## WORK TO DO
Extract every line below that contains the word "less".

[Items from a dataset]
########
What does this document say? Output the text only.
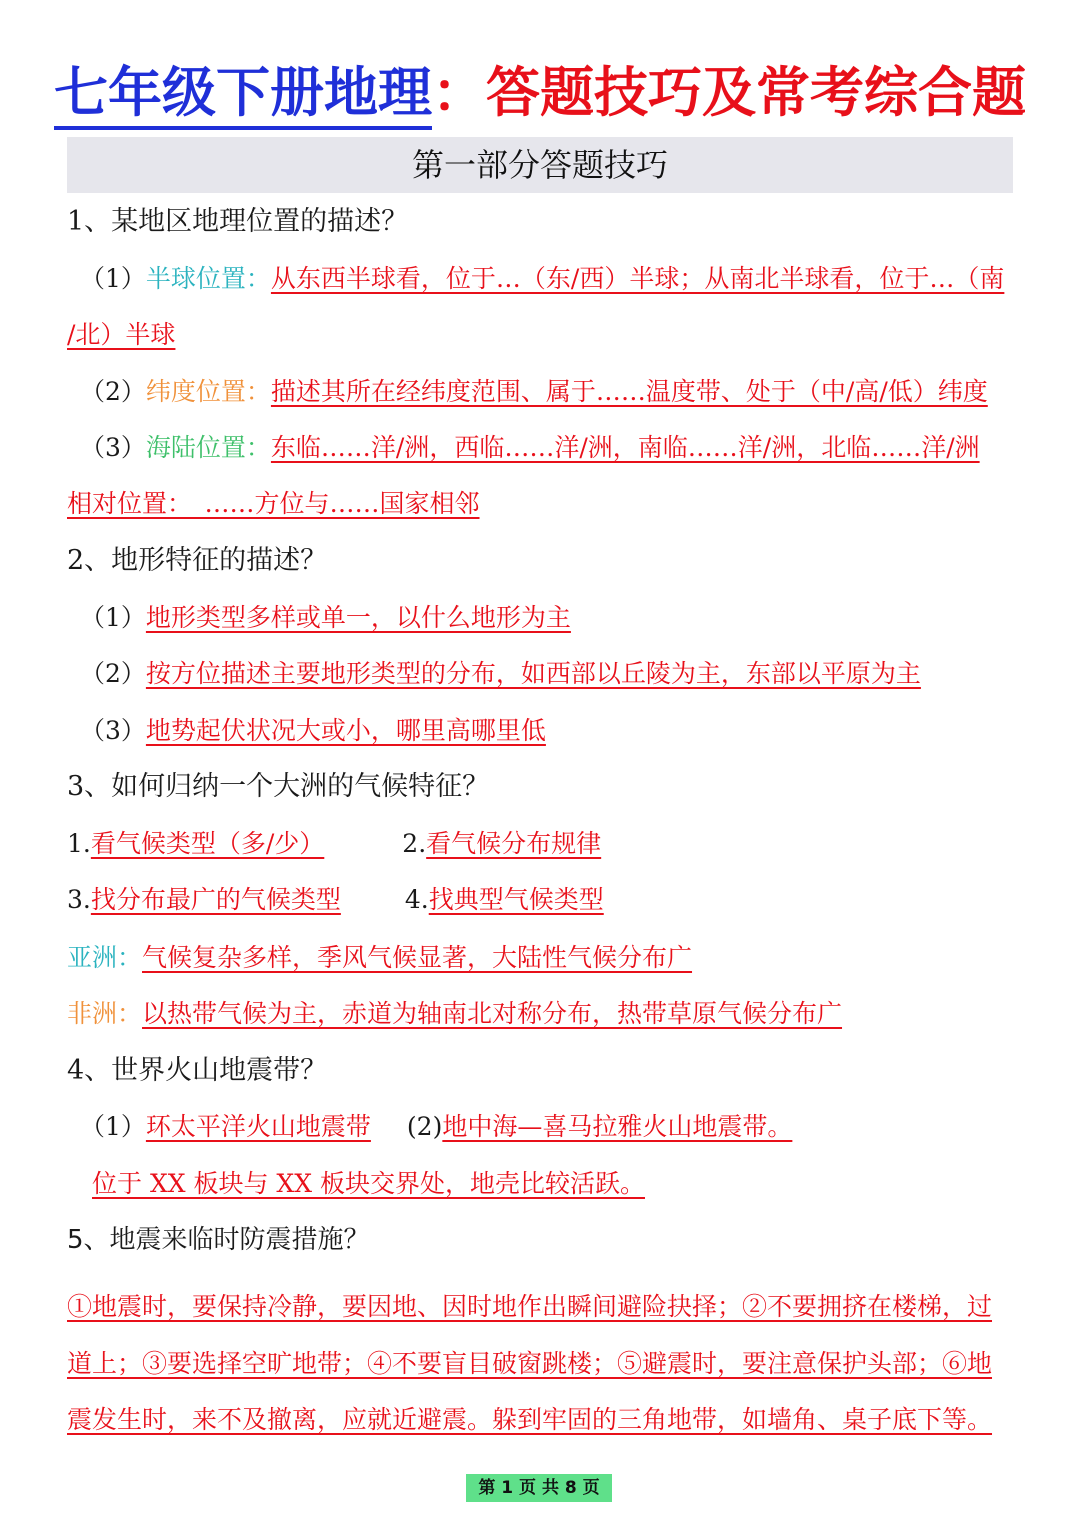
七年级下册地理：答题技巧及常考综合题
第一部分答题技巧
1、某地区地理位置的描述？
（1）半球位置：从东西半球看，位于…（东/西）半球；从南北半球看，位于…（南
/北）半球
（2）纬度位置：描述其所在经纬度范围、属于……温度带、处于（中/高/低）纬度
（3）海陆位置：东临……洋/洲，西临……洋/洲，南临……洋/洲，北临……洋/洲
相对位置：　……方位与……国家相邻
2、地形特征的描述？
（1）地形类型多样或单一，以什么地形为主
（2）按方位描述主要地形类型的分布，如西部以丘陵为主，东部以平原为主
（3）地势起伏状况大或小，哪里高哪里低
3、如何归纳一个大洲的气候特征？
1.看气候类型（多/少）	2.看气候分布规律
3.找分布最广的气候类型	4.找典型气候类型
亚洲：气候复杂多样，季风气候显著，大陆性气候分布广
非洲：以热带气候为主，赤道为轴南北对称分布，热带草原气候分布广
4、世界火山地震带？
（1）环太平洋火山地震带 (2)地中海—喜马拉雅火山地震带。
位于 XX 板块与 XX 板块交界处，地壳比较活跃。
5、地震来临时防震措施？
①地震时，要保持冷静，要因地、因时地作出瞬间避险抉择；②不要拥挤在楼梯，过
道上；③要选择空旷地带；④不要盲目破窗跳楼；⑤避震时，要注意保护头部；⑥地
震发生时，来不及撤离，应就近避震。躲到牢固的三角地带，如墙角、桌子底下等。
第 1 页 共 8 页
########
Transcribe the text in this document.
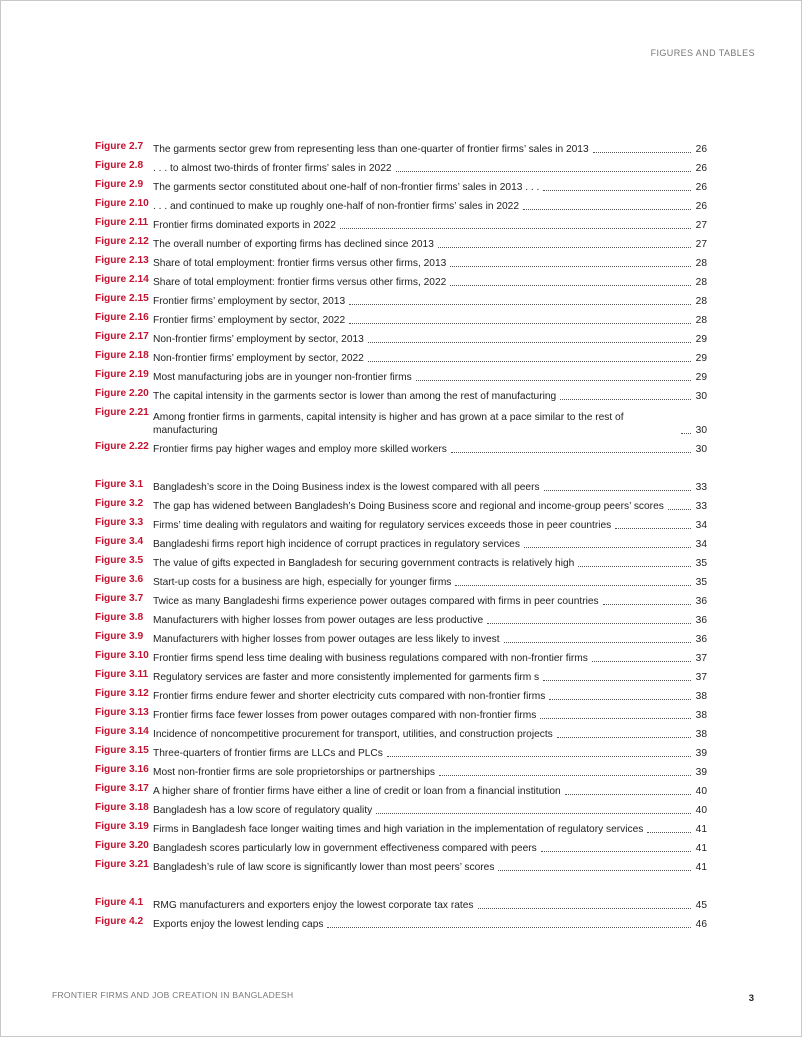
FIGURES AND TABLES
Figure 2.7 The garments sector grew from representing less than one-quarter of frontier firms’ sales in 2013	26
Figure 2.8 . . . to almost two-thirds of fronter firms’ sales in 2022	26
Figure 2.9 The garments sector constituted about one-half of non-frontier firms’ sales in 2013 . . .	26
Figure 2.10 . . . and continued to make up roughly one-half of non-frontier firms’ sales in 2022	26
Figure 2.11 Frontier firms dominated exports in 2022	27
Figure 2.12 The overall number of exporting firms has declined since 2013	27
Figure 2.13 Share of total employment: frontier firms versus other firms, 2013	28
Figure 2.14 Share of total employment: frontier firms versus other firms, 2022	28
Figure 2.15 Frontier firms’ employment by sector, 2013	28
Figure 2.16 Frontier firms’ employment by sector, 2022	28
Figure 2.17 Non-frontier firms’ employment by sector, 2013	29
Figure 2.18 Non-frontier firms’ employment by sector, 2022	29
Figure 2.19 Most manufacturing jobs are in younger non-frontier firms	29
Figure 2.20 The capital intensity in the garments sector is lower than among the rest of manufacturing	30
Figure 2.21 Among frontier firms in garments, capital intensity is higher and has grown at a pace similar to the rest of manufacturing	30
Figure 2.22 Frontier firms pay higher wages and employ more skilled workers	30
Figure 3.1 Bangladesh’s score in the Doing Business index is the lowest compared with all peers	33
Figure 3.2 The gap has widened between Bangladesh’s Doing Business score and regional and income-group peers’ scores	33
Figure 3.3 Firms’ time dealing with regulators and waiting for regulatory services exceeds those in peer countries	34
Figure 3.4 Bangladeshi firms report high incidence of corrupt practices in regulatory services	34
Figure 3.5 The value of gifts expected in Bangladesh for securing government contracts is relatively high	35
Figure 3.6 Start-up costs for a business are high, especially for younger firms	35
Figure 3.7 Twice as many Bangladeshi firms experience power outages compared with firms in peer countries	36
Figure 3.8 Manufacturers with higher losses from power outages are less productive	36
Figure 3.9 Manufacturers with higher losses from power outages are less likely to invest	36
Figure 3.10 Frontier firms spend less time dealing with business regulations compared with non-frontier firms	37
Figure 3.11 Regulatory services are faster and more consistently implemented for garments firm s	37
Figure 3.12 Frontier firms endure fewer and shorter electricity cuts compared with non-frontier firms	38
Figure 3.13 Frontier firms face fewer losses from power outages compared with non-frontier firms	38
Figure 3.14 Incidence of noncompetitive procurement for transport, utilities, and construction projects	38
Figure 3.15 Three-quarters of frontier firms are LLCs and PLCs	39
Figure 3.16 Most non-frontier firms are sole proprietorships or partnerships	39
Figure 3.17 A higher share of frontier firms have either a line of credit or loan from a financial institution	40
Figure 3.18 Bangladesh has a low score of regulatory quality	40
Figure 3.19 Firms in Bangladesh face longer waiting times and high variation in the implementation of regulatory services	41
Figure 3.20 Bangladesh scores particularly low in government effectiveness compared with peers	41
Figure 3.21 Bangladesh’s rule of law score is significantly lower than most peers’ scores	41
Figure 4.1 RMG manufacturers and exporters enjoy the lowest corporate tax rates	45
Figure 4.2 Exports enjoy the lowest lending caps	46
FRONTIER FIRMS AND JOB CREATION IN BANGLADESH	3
########
## TASK OUTPUT
Figure 2.7 The garments sector grew from representing less than one-quarter of frontier firms’ sales in 2013	26
Figure 3.8 Manufacturers with higher losses from power outages are less productive	36
Figure 3.9 Manufacturers with higher losses from power outages are less likely to invest	36
Figure 3.10 Frontier firms spend less time dealing with business regulations compared with non-frontier firms	37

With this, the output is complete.